PROBLEM TO WORK ON -
Return the records word for word. Any pictures in them are not part of the copy.

(Extracted records)
================================

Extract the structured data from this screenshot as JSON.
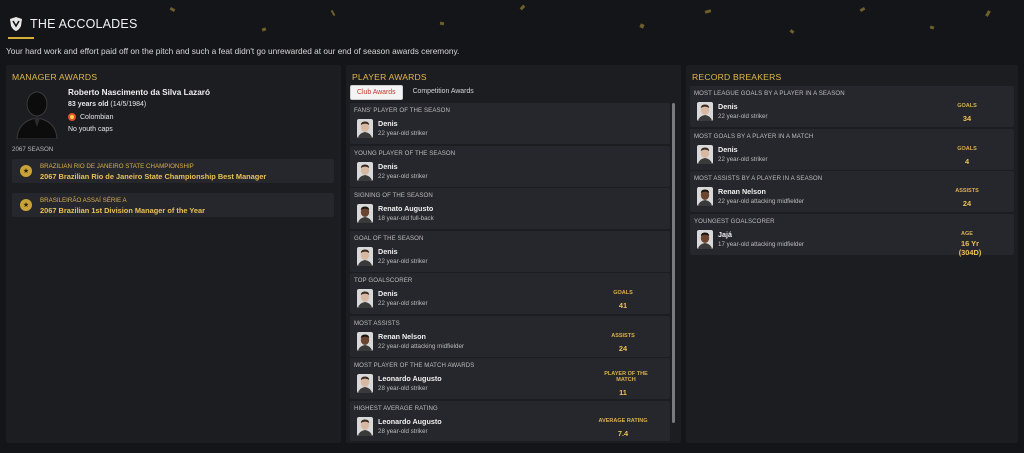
{
  "header": {
    "title": "THE ACCOLADES",
    "subtitle": "Your hard work and effort paid off on the pitch and such a feat didn't go unrewarded at our end of season awards ceremony."
  },
  "colors": {
    "accent": "#e0b84a",
    "gold": "#e9c154",
    "panel": "#1c1d21",
    "row": "#26272c",
    "active_tab_text": "#c0392b"
  },
  "manager_awards": {
    "title": "MANAGER AWARDS",
    "name": "Roberto Nascimento da Silva Lazaró",
    "age": "83 years old",
    "dob": "(14/5/1984)",
    "nationality": "Colombian",
    "caps": "No youth caps",
    "season": "2067 SEASON",
    "awards": [
      {
        "competition": "BRAZILIAN RIO DE JANEIRO STATE CHAMPIONSHIP",
        "award": "2067 Brazilian Rio de Janeiro State Championship Best Manager",
        "icon": "trophy-icon"
      },
      {
        "competition": "BRASILEIRÃO ASSAÍ SÉRIE A",
        "award": "2067 Brazilian 1st Division Manager of the Year",
        "icon": "trophy-icon"
      }
    ]
  },
  "player_awards": {
    "title": "PLAYER AWARDS",
    "tabs": [
      "Club Awards",
      "Competition Awards"
    ],
    "active_tab": "Club Awards",
    "items": [
      {
        "category": "FANS' PLAYER OF THE SEASON",
        "name": "Denis",
        "desc": "22 year-old striker",
        "stat_label": "",
        "stat_value": ""
      },
      {
        "category": "YOUNG PLAYER OF THE SEASON",
        "name": "Denis",
        "desc": "22 year-old striker",
        "stat_label": "",
        "stat_value": ""
      },
      {
        "category": "SIGNING OF THE SEASON",
        "name": "Renato Augusto",
        "desc": "18 year-old full-back",
        "stat_label": "",
        "stat_value": ""
      },
      {
        "category": "GOAL OF THE SEASON",
        "name": "Denis",
        "desc": "22 year-old striker",
        "stat_label": "",
        "stat_value": ""
      },
      {
        "category": "TOP GOALSCORER",
        "name": "Denis",
        "desc": "22 year-old striker",
        "stat_label": "GOALS",
        "stat_value": "41"
      },
      {
        "category": "MOST ASSISTS",
        "name": "Renan Nelson",
        "desc": "22 year-old attacking midfielder",
        "stat_label": "ASSISTS",
        "stat_value": "24"
      },
      {
        "category": "MOST PLAYER OF THE MATCH AWARDS",
        "name": "Leonardo Augusto",
        "desc": "28 year-old striker",
        "stat_label": "PLAYER OF THE MATCH",
        "stat_value": "11"
      },
      {
        "category": "HIGHEST AVERAGE RATING",
        "name": "Leonardo Augusto",
        "desc": "28 year-old striker",
        "stat_label": "AVERAGE RATING",
        "stat_value": "7.4"
      }
    ]
  },
  "record_breakers": {
    "title": "RECORD BREAKERS",
    "items": [
      {
        "category": "MOST LEAGUE GOALS BY A PLAYER IN A SEASON",
        "name": "Denis",
        "desc": "22 year-old striker",
        "stat_label": "GOALS",
        "stat_value": "34"
      },
      {
        "category": "MOST GOALS BY A PLAYER IN A MATCH",
        "name": "Denis",
        "desc": "22 year-old striker",
        "stat_label": "GOALS",
        "stat_value": "4"
      },
      {
        "category": "MOST ASSISTS BY A PLAYER IN A SEASON",
        "name": "Renan Nelson",
        "desc": "22 year-old attacking midfielder",
        "stat_label": "ASSISTS",
        "stat_value": "24"
      },
      {
        "category": "YOUNGEST GOALSCORER",
        "name": "Jajá",
        "desc": "17 year-old attacking midfielder",
        "stat_label": "AGE",
        "stat_value": "16 Yr (304D)"
      }
    ]
  }
}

================================

ANSWER TO THE EXERCISE -
Extract the structured data from this screenshot as JSON.
{
  "header": {
    "title": "THE ACCOLADES",
    "subtitle": "Your hard work and effort paid off on the pitch and such a feat didn't go unrewarded at our end of season awards ceremony."
  },
  "colors": {
    "accent": "#e0b84a",
    "gold": "#e9c154",
    "panel": "#1c1d21",
    "row": "#26272c",
    "active_tab_text": "#c0392b"
  },
  "manager_awards": {
    "title": "MANAGER AWARDS",
    "name": "Roberto Nascimento da Silva Lazaró",
    "age": "83 years old",
    "dob": "(14/5/1984)",
    "nationality": "Colombian",
    "caps": "No youth caps",
    "season": "2067 SEASON",
    "awards": [
      {
        "competition": "BRAZILIAN RIO DE JANEIRO STATE CHAMPIONSHIP",
        "award": "2067 Brazilian Rio de Janeiro State Championship Best Manager",
        "icon": "trophy-icon"
      },
      {
        "competition": "BRASILEIRÃO ASSAÍ SÉRIE A",
        "award": "2067 Brazilian 1st Division Manager of the Year",
        "icon": "trophy-icon"
      }
    ]
  },
  "player_awards": {
    "title": "PLAYER AWARDS",
    "tabs": [
      "Club Awards",
      "Competition Awards"
    ],
    "active_tab": "Club Awards",
    "items": [
      {
        "category": "FANS' PLAYER OF THE SEASON",
        "name": "Denis",
        "desc": "22 year-old striker",
        "stat_label": "",
        "stat_value": ""
      },
      {
        "category": "YOUNG PLAYER OF THE SEASON",
        "name": "Denis",
        "desc": "22 year-old striker",
        "stat_label": "",
        "stat_value": ""
      },
      {
        "category": "SIGNING OF THE SEASON",
        "name": "Renato Augusto",
        "desc": "18 year-old full-back",
        "stat_label": "",
        "stat_value": ""
      },
      {
        "category": "GOAL OF THE SEASON",
        "name": "Denis",
        "desc": "22 year-old striker",
        "stat_label": "",
        "stat_value": ""
      },
      {
        "category": "TOP GOALSCORER",
        "name": "Denis",
        "desc": "22 year-old striker",
        "stat_label": "GOALS",
        "stat_value": "41"
      },
      {
        "category": "MOST ASSISTS",
        "name": "Renan Nelson",
        "desc": "22 year-old attacking midfielder",
        "stat_label": "ASSISTS",
        "stat_value": "24"
      },
      {
        "category": "MOST PLAYER OF THE MATCH AWARDS",
        "name": "Leonardo Augusto",
        "desc": "28 year-old striker",
        "stat_label": "PLAYER OF THE MATCH",
        "stat_value": "11"
      },
      {
        "category": "HIGHEST AVERAGE RATING",
        "name": "Leonardo Augusto",
        "desc": "28 year-old striker",
        "stat_label": "AVERAGE RATING",
        "stat_value": "7.4"
      }
    ]
  },
  "record_breakers": {
    "title": "RECORD BREAKERS",
    "items": [
      {
        "category": "MOST LEAGUE GOALS BY A PLAYER IN A SEASON",
        "name": "Denis",
        "desc": "22 year-old striker",
        "stat_label": "GOALS",
        "stat_value": "34"
      },
      {
        "category": "MOST GOALS BY A PLAYER IN A MATCH",
        "name": "Denis",
        "desc": "22 year-old striker",
        "stat_label": "GOALS",
        "stat_value": "4"
      },
      {
        "category": "MOST ASSISTS BY A PLAYER IN A SEASON",
        "name": "Renan Nelson",
        "desc": "22 year-old attacking midfielder",
        "stat_label": "ASSISTS",
        "stat_value": "24"
      },
      {
        "category": "YOUNGEST GOALSCORER",
        "name": "Jajá",
        "desc": "17 year-old attacking midfielder",
        "stat_label": "AGE",
        "stat_value": "16 Yr (304D)"
      }
    ]
  }
}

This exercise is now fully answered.